[Data for the task — start]

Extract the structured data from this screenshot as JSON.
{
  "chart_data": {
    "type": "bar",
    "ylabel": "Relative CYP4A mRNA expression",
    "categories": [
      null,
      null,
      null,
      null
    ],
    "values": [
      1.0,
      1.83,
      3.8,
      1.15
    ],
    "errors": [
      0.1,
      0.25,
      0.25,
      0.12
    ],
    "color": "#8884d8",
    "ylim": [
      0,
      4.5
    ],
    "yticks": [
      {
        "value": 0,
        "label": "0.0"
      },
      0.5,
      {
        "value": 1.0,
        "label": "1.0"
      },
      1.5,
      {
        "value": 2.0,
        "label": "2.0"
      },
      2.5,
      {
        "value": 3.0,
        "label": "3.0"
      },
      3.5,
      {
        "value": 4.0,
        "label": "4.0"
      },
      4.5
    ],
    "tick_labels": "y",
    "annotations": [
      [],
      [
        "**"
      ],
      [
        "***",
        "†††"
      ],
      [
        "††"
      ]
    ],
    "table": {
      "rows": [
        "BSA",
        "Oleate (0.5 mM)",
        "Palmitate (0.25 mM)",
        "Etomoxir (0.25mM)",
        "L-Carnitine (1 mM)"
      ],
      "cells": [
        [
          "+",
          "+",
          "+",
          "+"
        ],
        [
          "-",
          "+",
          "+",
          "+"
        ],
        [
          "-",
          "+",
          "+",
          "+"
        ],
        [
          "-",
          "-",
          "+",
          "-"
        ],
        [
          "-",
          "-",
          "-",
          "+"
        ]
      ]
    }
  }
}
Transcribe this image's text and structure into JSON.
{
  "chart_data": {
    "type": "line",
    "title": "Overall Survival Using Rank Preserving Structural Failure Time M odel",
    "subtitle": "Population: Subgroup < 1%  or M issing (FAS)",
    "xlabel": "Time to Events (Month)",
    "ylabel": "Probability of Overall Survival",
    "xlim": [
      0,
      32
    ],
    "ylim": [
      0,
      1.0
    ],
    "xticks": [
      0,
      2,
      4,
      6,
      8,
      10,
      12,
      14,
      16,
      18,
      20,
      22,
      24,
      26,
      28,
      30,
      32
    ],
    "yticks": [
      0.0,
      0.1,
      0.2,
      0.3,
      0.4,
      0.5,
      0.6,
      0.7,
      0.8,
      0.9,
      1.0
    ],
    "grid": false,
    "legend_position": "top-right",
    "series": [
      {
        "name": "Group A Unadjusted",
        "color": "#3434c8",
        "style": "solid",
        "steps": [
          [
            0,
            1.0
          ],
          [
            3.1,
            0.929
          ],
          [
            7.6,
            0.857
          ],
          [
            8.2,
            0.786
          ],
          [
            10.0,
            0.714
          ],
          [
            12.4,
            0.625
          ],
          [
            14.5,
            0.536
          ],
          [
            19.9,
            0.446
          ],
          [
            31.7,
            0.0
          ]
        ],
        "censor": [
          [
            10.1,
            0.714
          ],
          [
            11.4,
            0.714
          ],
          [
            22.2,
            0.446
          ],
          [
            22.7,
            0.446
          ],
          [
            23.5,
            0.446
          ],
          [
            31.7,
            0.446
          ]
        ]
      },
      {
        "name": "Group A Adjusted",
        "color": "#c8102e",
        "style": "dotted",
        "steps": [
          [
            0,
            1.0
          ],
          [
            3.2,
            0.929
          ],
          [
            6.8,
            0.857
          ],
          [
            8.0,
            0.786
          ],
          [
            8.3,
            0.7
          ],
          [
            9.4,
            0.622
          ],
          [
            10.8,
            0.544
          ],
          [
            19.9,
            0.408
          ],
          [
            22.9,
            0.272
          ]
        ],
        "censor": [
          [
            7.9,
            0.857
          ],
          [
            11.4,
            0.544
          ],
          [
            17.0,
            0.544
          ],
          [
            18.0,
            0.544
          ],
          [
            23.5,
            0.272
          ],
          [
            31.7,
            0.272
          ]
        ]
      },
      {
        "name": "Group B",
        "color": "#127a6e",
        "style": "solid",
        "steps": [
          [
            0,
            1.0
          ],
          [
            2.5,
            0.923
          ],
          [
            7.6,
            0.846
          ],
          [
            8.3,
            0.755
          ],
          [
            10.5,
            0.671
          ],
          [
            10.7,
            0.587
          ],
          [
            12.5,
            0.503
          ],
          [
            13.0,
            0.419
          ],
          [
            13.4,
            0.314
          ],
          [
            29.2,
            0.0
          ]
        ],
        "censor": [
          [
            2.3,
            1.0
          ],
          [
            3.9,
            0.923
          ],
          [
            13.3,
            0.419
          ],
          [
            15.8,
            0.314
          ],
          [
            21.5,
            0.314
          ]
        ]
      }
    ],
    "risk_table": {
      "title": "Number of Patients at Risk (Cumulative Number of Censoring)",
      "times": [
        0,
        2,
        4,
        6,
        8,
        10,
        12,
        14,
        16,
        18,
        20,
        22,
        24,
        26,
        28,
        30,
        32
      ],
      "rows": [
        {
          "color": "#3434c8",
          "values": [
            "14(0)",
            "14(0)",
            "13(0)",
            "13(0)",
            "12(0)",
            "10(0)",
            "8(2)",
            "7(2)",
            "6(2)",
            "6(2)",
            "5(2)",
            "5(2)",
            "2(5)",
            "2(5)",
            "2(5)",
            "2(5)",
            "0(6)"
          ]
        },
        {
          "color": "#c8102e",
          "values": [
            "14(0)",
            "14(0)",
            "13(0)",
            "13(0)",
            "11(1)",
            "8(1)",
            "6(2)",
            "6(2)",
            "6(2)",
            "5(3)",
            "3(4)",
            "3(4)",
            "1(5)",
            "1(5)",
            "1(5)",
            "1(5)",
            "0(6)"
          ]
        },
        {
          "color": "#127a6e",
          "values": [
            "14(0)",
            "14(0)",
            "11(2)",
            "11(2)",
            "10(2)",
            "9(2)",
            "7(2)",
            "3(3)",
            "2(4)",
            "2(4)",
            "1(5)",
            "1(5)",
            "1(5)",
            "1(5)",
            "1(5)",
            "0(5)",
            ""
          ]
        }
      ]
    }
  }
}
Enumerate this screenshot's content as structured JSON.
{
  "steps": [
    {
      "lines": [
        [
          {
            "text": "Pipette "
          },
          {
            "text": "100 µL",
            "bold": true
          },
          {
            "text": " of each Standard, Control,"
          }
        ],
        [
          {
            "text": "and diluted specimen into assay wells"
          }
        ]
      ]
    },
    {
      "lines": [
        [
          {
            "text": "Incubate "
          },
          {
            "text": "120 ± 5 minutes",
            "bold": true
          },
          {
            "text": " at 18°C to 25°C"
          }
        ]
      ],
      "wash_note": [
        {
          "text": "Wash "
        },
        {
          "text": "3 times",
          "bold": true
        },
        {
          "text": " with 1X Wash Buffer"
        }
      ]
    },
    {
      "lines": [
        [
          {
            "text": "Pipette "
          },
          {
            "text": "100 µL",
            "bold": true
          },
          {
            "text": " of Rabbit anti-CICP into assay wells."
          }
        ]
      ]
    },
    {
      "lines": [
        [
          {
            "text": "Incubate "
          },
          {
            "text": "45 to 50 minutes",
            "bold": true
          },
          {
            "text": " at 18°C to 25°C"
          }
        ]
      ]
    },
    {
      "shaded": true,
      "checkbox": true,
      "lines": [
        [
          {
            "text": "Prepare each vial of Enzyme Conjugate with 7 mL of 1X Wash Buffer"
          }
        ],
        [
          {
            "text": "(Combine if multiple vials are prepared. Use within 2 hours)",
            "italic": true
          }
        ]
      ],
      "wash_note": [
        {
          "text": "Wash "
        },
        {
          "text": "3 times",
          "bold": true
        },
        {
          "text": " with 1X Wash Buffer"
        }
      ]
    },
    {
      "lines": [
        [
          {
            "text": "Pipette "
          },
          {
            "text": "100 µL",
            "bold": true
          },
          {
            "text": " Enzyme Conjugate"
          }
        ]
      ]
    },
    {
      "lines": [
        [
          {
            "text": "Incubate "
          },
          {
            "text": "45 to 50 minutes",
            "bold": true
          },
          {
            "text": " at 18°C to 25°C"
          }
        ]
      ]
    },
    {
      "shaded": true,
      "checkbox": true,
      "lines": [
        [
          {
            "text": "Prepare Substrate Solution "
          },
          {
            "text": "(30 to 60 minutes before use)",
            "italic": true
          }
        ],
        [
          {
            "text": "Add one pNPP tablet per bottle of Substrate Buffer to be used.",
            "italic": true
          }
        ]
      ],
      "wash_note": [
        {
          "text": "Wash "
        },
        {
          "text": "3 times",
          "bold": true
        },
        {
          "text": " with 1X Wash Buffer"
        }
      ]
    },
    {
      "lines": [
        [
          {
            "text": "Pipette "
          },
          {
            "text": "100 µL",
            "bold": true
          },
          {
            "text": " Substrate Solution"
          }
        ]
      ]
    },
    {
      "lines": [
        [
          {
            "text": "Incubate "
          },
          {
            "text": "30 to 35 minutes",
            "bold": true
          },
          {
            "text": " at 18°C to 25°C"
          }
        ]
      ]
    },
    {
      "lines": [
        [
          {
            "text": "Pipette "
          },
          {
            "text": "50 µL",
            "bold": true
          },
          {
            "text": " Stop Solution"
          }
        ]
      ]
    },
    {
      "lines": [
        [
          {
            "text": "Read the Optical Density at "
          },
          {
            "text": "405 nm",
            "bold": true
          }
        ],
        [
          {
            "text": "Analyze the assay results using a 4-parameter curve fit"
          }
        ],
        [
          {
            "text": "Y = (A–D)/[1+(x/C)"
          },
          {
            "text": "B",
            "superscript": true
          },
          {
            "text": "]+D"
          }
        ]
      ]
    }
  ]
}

[Data for the task — finish]

- _What to do_
If a line of the data contains the string "screenshot", count it; then give the total alone.

- _Result_
2